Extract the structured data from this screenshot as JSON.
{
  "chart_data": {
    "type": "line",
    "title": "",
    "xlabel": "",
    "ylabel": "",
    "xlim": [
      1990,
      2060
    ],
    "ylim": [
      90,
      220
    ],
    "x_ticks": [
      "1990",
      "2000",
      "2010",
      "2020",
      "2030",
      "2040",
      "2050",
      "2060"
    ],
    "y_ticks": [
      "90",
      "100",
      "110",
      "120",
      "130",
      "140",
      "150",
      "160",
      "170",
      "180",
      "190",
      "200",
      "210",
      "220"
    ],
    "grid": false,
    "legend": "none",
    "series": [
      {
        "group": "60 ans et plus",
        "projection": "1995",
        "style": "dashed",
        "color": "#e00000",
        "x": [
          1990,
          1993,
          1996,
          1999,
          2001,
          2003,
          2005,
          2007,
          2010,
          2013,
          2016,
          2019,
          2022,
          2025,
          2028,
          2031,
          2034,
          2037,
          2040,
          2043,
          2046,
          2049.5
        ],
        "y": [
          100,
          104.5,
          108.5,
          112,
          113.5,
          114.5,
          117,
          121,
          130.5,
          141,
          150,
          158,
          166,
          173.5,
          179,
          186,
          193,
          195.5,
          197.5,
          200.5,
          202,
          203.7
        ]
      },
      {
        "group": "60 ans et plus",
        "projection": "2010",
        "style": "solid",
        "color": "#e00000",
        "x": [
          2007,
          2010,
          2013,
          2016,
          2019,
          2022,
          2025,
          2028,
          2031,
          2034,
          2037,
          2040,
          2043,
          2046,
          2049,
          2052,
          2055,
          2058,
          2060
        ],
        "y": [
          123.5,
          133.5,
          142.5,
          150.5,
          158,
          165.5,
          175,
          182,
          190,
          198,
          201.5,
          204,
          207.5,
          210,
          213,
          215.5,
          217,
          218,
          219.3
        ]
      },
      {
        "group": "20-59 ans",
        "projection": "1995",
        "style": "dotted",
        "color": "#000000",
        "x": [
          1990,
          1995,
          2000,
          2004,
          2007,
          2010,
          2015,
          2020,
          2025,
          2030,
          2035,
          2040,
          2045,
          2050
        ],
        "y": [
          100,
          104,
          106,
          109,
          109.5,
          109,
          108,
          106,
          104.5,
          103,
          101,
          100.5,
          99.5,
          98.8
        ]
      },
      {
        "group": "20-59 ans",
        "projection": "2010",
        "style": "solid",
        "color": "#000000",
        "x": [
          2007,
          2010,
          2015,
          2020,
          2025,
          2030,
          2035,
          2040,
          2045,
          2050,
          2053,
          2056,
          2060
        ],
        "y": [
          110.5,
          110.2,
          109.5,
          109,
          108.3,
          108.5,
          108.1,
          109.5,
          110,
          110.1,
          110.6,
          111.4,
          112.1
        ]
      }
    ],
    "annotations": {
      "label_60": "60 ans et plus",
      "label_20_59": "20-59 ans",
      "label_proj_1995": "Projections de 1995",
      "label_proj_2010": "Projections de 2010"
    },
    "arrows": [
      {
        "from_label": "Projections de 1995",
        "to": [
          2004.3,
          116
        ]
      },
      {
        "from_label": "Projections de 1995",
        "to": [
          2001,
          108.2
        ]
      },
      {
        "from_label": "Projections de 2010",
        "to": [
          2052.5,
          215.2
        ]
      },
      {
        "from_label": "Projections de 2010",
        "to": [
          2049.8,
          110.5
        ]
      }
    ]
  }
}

→ Exercise instructions:
Copy out each record exactly as given, omitting none.

→ Answer below:
Extract the structured data from this screenshot as JSON.
{
  "chart_data": {
    "type": "line",
    "title": "",
    "xlabel": "",
    "ylabel": "",
    "xlim": [
      1990,
      2060
    ],
    "ylim": [
      90,
      220
    ],
    "x_ticks": [
      "1990",
      "2000",
      "2010",
      "2020",
      "2030",
      "2040",
      "2050",
      "2060"
    ],
    "y_ticks": [
      "90",
      "100",
      "110",
      "120",
      "130",
      "140",
      "150",
      "160",
      "170",
      "180",
      "190",
      "200",
      "210",
      "220"
    ],
    "grid": false,
    "legend": "none",
    "series": [
      {
        "group": "60 ans et plus",
        "projection": "1995",
        "style": "dashed",
        "color": "#e00000",
        "x": [
          1990,
          1993,
          1996,
          1999,
          2001,
          2003,
          2005,
          2007,
          2010,
          2013,
          2016,
          2019,
          2022,
          2025,
          2028,
          2031,
          2034,
          2037,
          2040,
          2043,
          2046,
          2049.5
        ],
        "y": [
          100,
          104.5,
          108.5,
          112,
          113.5,
          114.5,
          117,
          121,
          130.5,
          141,
          150,
          158,
          166,
          173.5,
          179,
          186,
          193,
          195.5,
          197.5,
          200.5,
          202,
          203.7
        ]
      },
      {
        "group": "60 ans et plus",
        "projection": "2010",
        "style": "solid",
        "color": "#e00000",
        "x": [
          2007,
          2010,
          2013,
          2016,
          2019,
          2022,
          2025,
          2028,
          2031,
          2034,
          2037,
          2040,
          2043,
          2046,
          2049,
          2052,
          2055,
          2058,
          2060
        ],
        "y": [
          123.5,
          133.5,
          142.5,
          150.5,
          158,
          165.5,
          175,
          182,
          190,
          198,
          201.5,
          204,
          207.5,
          210,
          213,
          215.5,
          217,
          218,
          219.3
        ]
      },
      {
        "group": "20-59 ans",
        "projection": "1995",
        "style": "dotted",
        "color": "#000000",
        "x": [
          1990,
          1995,
          2000,
          2004,
          2007,
          2010,
          2015,
          2020,
          2025,
          2030,
          2035,
          2040,
          2045,
          2050
        ],
        "y": [
          100,
          104,
          106,
          109,
          109.5,
          109,
          108,
          106,
          104.5,
          103,
          101,
          100.5,
          99.5,
          98.8
        ]
      },
      {
        "group": "20-59 ans",
        "projection": "2010",
        "style": "solid",
        "color": "#000000",
        "x": [
          2007,
          2010,
          2015,
          2020,
          2025,
          2030,
          2035,
          2040,
          2045,
          2050,
          2053,
          2056,
          2060
        ],
        "y": [
          110.5,
          110.2,
          109.5,
          109,
          108.3,
          108.5,
          108.1,
          109.5,
          110,
          110.1,
          110.6,
          111.4,
          112.1
        ]
      }
    ],
    "annotations": {
      "label_60": "60 ans et plus",
      "label_20_59": "20-59 ans",
      "label_proj_1995": "Projections de 1995",
      "label_proj_2010": "Projections de 2010"
    },
    "arrows": [
      {
        "from_label": "Projections de 1995",
        "to": [
          2004.3,
          116
        ]
      },
      {
        "from_label": "Projections de 1995",
        "to": [
          2001,
          108.2
        ]
      },
      {
        "from_label": "Projections de 2010",
        "to": [
          2052.5,
          215.2
        ]
      },
      {
        "from_label": "Projections de 2010",
        "to": [
          2049.8,
          110.5
        ]
      }
    ]
  }
}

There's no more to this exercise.